» Written instruction
Select all lines in the records that include "dans".

## Start Stored rows

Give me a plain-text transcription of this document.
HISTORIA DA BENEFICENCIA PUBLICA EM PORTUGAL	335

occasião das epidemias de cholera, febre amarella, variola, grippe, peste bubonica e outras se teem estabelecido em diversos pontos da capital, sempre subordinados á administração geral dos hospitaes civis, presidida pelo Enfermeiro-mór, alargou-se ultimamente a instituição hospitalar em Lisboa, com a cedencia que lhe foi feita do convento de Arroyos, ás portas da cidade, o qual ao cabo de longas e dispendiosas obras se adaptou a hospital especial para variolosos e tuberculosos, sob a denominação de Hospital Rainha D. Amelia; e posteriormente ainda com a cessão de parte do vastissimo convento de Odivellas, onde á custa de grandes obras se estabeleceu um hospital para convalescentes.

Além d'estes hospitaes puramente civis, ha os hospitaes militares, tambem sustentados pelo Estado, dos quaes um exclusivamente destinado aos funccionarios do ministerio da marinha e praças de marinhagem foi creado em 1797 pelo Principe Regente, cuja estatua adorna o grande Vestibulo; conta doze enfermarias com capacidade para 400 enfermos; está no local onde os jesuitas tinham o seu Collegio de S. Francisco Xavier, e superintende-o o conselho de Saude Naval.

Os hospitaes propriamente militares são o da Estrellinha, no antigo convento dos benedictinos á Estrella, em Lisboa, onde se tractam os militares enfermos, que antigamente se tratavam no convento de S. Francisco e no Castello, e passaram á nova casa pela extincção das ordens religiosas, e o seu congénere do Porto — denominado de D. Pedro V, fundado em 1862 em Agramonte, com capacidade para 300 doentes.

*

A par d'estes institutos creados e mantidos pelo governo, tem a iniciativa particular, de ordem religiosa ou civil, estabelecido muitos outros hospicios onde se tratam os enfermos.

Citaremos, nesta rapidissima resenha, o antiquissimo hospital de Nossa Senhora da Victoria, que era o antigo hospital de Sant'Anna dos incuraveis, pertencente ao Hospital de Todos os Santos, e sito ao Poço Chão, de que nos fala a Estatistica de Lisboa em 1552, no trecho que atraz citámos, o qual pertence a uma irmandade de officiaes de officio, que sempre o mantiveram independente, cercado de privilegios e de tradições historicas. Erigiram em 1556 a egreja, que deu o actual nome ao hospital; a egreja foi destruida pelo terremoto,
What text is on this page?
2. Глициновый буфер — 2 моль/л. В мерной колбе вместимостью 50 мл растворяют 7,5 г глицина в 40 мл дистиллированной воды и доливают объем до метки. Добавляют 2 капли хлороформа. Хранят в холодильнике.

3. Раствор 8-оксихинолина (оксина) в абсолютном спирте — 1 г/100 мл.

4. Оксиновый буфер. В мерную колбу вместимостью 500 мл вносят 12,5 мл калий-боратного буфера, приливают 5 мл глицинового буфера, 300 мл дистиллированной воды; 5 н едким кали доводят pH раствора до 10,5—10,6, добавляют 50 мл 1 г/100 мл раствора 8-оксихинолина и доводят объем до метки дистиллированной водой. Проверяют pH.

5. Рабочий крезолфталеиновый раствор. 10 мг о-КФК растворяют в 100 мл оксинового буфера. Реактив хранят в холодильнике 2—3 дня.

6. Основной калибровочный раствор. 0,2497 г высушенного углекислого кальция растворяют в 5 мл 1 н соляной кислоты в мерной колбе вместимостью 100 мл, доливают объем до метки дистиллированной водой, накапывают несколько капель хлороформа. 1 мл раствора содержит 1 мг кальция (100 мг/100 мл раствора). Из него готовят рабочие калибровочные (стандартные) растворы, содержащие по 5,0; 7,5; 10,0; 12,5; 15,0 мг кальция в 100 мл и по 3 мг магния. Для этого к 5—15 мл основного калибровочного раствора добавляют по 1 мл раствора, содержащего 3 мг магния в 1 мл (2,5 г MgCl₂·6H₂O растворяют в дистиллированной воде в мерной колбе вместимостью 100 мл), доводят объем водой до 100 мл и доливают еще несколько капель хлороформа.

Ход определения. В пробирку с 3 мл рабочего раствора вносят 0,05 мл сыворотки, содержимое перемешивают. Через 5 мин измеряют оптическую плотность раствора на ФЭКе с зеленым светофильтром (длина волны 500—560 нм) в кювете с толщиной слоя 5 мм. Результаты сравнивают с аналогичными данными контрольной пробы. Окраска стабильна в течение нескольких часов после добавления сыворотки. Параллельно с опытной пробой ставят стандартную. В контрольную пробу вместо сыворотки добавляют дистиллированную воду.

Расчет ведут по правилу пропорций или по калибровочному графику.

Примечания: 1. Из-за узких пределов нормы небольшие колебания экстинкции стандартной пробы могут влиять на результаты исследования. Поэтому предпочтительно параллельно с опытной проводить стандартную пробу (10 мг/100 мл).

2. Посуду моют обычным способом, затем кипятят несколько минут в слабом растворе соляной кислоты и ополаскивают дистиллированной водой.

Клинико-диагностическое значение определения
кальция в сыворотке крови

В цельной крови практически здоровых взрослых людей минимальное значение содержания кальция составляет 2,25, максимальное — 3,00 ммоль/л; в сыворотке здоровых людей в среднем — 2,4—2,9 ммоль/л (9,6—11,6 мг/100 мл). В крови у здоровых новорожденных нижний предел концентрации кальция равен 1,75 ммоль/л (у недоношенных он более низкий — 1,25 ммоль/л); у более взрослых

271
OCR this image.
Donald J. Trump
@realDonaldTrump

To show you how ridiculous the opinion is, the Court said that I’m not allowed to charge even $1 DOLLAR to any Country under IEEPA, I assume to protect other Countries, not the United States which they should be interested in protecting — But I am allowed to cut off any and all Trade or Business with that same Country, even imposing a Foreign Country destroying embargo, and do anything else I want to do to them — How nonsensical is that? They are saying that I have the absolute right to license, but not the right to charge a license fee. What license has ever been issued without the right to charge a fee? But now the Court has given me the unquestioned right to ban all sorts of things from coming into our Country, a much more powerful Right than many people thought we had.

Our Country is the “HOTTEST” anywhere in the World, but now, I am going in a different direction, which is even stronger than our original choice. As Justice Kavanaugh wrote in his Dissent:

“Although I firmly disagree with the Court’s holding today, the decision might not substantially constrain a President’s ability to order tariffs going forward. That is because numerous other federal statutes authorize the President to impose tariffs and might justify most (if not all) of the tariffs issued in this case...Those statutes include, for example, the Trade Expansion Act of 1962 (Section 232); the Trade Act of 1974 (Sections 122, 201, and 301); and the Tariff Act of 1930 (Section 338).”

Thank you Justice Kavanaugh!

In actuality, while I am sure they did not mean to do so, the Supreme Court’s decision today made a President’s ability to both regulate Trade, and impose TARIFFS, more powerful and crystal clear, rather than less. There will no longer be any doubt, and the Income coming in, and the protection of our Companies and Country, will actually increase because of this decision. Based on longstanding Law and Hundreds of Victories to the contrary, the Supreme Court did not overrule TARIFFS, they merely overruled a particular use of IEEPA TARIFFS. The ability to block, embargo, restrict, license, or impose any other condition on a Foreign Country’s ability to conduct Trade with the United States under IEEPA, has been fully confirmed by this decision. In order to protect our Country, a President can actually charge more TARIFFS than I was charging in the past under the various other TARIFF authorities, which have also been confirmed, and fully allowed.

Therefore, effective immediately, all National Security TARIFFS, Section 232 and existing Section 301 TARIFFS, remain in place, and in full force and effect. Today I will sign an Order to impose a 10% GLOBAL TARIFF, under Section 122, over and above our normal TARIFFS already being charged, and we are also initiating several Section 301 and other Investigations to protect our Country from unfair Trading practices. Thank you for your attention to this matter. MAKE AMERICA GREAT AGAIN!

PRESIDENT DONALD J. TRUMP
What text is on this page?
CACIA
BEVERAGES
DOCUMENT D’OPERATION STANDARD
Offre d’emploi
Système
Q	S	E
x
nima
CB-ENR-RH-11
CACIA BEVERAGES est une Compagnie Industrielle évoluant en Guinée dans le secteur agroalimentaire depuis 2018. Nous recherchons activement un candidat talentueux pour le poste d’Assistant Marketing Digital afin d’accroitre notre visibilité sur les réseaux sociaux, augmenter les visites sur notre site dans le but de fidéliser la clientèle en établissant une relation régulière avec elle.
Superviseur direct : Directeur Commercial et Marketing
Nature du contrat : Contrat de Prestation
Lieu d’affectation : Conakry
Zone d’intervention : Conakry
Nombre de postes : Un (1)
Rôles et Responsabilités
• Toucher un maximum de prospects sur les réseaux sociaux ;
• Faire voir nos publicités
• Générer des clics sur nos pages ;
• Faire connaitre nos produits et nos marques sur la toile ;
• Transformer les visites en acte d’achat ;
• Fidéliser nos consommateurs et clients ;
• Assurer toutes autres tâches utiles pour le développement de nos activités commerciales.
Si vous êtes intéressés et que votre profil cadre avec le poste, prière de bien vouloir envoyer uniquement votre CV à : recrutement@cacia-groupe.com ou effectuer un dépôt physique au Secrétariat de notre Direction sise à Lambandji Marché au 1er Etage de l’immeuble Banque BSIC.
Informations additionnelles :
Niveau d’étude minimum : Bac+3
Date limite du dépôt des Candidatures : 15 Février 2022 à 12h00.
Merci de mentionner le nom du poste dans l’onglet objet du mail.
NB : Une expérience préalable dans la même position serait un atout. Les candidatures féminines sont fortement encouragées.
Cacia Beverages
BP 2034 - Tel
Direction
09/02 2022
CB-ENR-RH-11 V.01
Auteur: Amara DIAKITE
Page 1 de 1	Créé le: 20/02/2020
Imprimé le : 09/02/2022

## End Stored rows

» Result of the exercise
CACIA BEVERAGES est une Compagnie Industrielle évoluant en Guinée dans le secteur agroalimentaire depuis 2018. Nous recherchons activement un candidat talentueux pour le poste d’Assistant Marketing Digital afin d’accroitre notre visibilité sur les réseaux sociaux, augmenter les visites sur notre site dans le but de fidéliser la clientèle en établissant une relation régulière avec elle.
Merci de mentionner le nom du poste dans l’onglet objet du mail.
NB : Une expérience préalable dans la même position serait un atout. Les candidatures féminines sont fortement encouragées.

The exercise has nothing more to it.